— WHAT IS NEEDED —
Put the part of the listing that opens with the line containing "cut-label: Cut <box>81 65 100 79</box>" and closes with the line containing "zoom-text: 100% <box>848 581 879 595</box>" into a Markdown table with the columns Row and Line, where Row numbers each line and Line holds its text. Leave out any blank lines.

▶

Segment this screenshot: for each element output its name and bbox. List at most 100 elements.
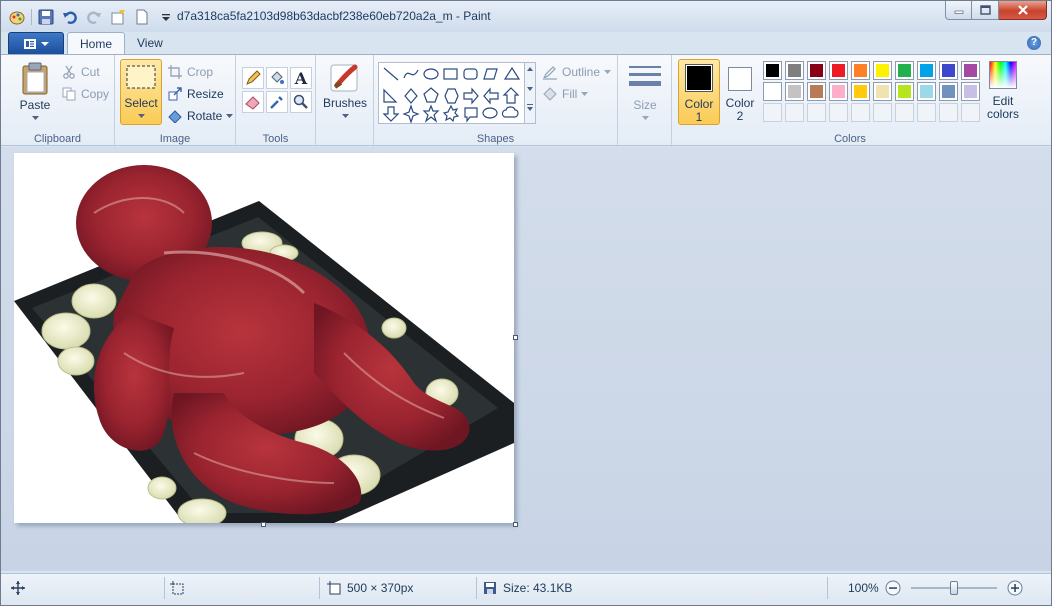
cut-label: Cut <box>81 65 100 79</box>
palette-custom-slot[interactable] <box>763 103 782 122</box>
line-size-icon <box>629 66 661 86</box>
drawing-canvas[interactable] <box>14 153 514 523</box>
zoom-text: 100% <box>848 581 879 595</box>
edit-colors-button[interactable]: Edit colors <box>984 61 1022 125</box>
customize-arrow-icon[interactable] <box>156 7 176 27</box>
palette-custom-slot[interactable] <box>829 103 848 122</box>
palette-swatch[interactable] <box>917 82 936 101</box>
paint-app-icon[interactable] <box>7 7 27 27</box>
palette-custom-slot[interactable] <box>895 103 914 122</box>
chevron-down-icon <box>226 113 234 118</box>
palette-swatch[interactable] <box>785 61 804 80</box>
palette-swatch[interactable] <box>829 61 848 80</box>
palette-swatch[interactable] <box>785 82 804 101</box>
palette-swatch[interactable] <box>873 82 892 101</box>
color2-button[interactable]: Color 2 <box>722 59 758 125</box>
resize-handle-corner[interactable] <box>513 522 518 527</box>
document-icon[interactable] <box>132 7 152 27</box>
magnifier-icon[interactable] <box>290 91 312 113</box>
pencil-icon[interactable] <box>242 67 264 89</box>
select-icon <box>126 65 156 89</box>
color2-number: 2 <box>736 109 744 123</box>
cut-button[interactable]: Cut <box>61 62 100 82</box>
save-icon[interactable] <box>36 7 56 27</box>
shapes-scroll[interactable] <box>524 62 536 124</box>
copy-button[interactable]: Copy <box>61 84 109 104</box>
color-palette <box>763 61 983 125</box>
rainbow-icon <box>989 61 1017 89</box>
outline-button[interactable]: Outline <box>542 62 612 82</box>
crop-button[interactable]: Crop <box>167 62 213 82</box>
palette-custom-slot[interactable] <box>785 103 804 122</box>
close-button[interactable] <box>999 1 1047 20</box>
workspace <box>1 147 1051 571</box>
palette-swatch[interactable] <box>763 82 782 101</box>
maximize-button[interactable] <box>972 1 999 20</box>
palette-swatch[interactable] <box>807 82 826 101</box>
tools-group: A Tools <box>236 55 316 147</box>
resize-handle-right[interactable] <box>513 335 518 340</box>
text-icon[interactable]: A <box>290 67 312 89</box>
eraser-icon[interactable] <box>242 91 264 113</box>
palette-swatch[interactable] <box>851 61 870 80</box>
color1-button[interactable]: Color 1 <box>678 59 720 125</box>
help-icon[interactable]: ? <box>1027 36 1041 50</box>
new-icon[interactable] <box>108 7 128 27</box>
zoom-in-icon[interactable] <box>1007 580 1023 596</box>
app-menu-button[interactable] <box>8 32 64 54</box>
shapes-gallery <box>378 62 530 124</box>
color1-number: 1 <box>695 110 703 124</box>
chevron-down-icon <box>31 116 39 120</box>
colors-group-label: Colors <box>834 133 866 145</box>
window-controls <box>945 1 1047 21</box>
status-bar: 500 × 370px Size: 43.1KB 100% <box>1 573 1051 605</box>
palette-swatch[interactable] <box>807 61 826 80</box>
palette-swatch[interactable] <box>829 82 848 101</box>
select-button[interactable]: Select <box>120 59 162 125</box>
palette-swatch[interactable] <box>961 82 980 101</box>
palette-custom-slot[interactable] <box>939 103 958 122</box>
canvas-size-icon <box>327 581 341 595</box>
color-picker-icon[interactable] <box>266 91 288 113</box>
redo-icon[interactable] <box>84 7 104 27</box>
resize-button[interactable]: Resize <box>167 84 224 104</box>
size-label: Size <box>633 98 657 112</box>
shapes-group-label: Shapes <box>476 133 515 145</box>
tab-home[interactable]: Home <box>67 32 126 55</box>
zoom-out-icon[interactable] <box>885 580 901 596</box>
palette-swatch[interactable] <box>939 61 958 80</box>
brushes-button[interactable]: Brushes <box>322 61 368 125</box>
minimize-button[interactable] <box>945 1 972 20</box>
palette-custom-slot[interactable] <box>917 103 936 122</box>
shapes-group: Outline Fill Shapes <box>374 55 618 147</box>
palette-custom-slot[interactable] <box>851 103 870 122</box>
palette-swatch[interactable] <box>895 61 914 80</box>
rotate-button[interactable]: Rotate <box>167 106 234 126</box>
chevron-down-icon <box>137 114 145 118</box>
fill-button[interactable]: Fill <box>542 84 589 104</box>
undo-icon[interactable] <box>60 7 80 27</box>
palette-swatch[interactable] <box>917 61 936 80</box>
ribbon-tab-row: Home View ? <box>1 32 1051 55</box>
zoom-controls: 100% <box>848 574 1023 602</box>
palette-swatch[interactable] <box>851 82 870 101</box>
resize-handle-bottom[interactable] <box>261 522 266 527</box>
zoom-slider[interactable] <box>910 580 997 596</box>
palette-swatch[interactable] <box>873 61 892 80</box>
palette-swatch[interactable] <box>895 82 914 101</box>
paste-icon <box>22 62 48 95</box>
tab-view[interactable]: View <box>125 32 175 54</box>
rotate-label: Rotate <box>187 109 223 123</box>
palette-custom-slot[interactable] <box>807 103 826 122</box>
palette-swatch[interactable] <box>939 82 958 101</box>
crop-label: Crop <box>187 65 214 79</box>
palette-swatch[interactable] <box>763 61 782 80</box>
paste-button[interactable]: Paste <box>15 61 55 123</box>
fill-bucket-icon[interactable] <box>266 67 288 89</box>
zoom-slider-thumb[interactable] <box>949 581 958 595</box>
palette-swatch[interactable] <box>961 61 980 80</box>
outline-label: Outline <box>562 65 601 79</box>
palette-custom-slot[interactable] <box>961 103 980 122</box>
size-button[interactable]: Size <box>624 63 666 125</box>
palette-custom-slot[interactable] <box>873 103 892 122</box>
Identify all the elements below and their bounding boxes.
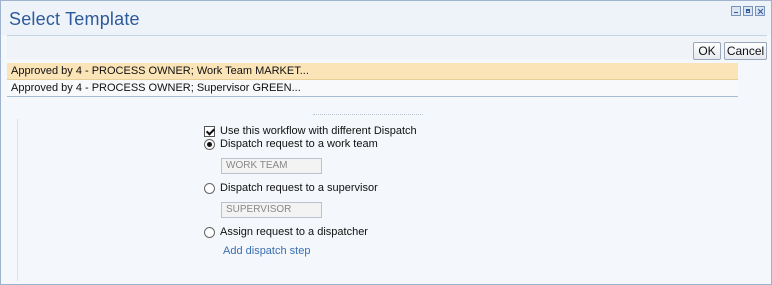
window-controls	[731, 6, 765, 16]
use-workflow-option[interactable]: Use this workflow with different Dispatc…	[204, 125, 417, 137]
dispatch-panel	[17, 119, 763, 281]
supervisor-field[interactable]: SUPERVISOR	[221, 202, 322, 218]
template-list: Approved by 4 - PROCESS OWNER; Work Team…	[7, 63, 738, 97]
maximize-icon[interactable]	[743, 6, 753, 16]
dispatch-supervisor-radio[interactable]	[204, 182, 215, 194]
divider	[313, 114, 423, 115]
list-item[interactable]: Approved by 4 - PROCESS OWNER; Work Team…	[7, 63, 738, 80]
cancel-button[interactable]: Cancel	[724, 42, 767, 60]
assign-dispatcher-option[interactable]: Assign request to a dispatcher	[204, 226, 368, 238]
close-icon[interactable]	[755, 6, 765, 16]
title-bar: Select Template	[1, 1, 771, 35]
dialog-title: Select Template	[9, 9, 140, 29]
dispatch-work-team-label: Dispatch request to a work team	[220, 138, 378, 150]
minimize-icon[interactable]	[731, 6, 741, 16]
dispatch-work-team-radio[interactable]	[204, 138, 215, 150]
select-template-dialog: Select Template OK Cancel Approved by 4 …	[0, 0, 772, 285]
work-team-field[interactable]: WORK TEAM	[221, 158, 322, 174]
dialog-toolbar: OK Cancel	[7, 35, 767, 60]
assign-dispatcher-label: Assign request to a dispatcher	[220, 226, 368, 238]
dispatch-supervisor-label: Dispatch request to a supervisor	[220, 182, 378, 194]
use-workflow-checkbox[interactable]	[204, 125, 215, 137]
ok-button[interactable]: OK	[693, 42, 721, 60]
assign-dispatcher-radio[interactable]	[204, 226, 215, 238]
use-workflow-label: Use this workflow with different Dispatc…	[220, 125, 417, 137]
dispatch-supervisor-option[interactable]: Dispatch request to a supervisor	[204, 182, 378, 194]
add-dispatch-step-link[interactable]: Add dispatch step	[223, 245, 310, 257]
list-item[interactable]: Approved by 4 - PROCESS OWNER; Superviso…	[7, 80, 738, 97]
dispatch-work-team-option[interactable]: Dispatch request to a work team	[204, 138, 378, 150]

◀

— SOLUTION —
| Row | Line |
|---|---|
| 1 | cut-label: Cut <box>81 65 100 79</box> |
| 2 | palette-custom-slot[interactable] <box>763 103 782 122</box> |
| 3 | line-size-icon <box>629 66 661 86</box> |
| 4 | drawing-canvas[interactable] <box>14 153 514 523</box> |
| 5 | zoom-text: 100% <box>848 581 879 595</box> |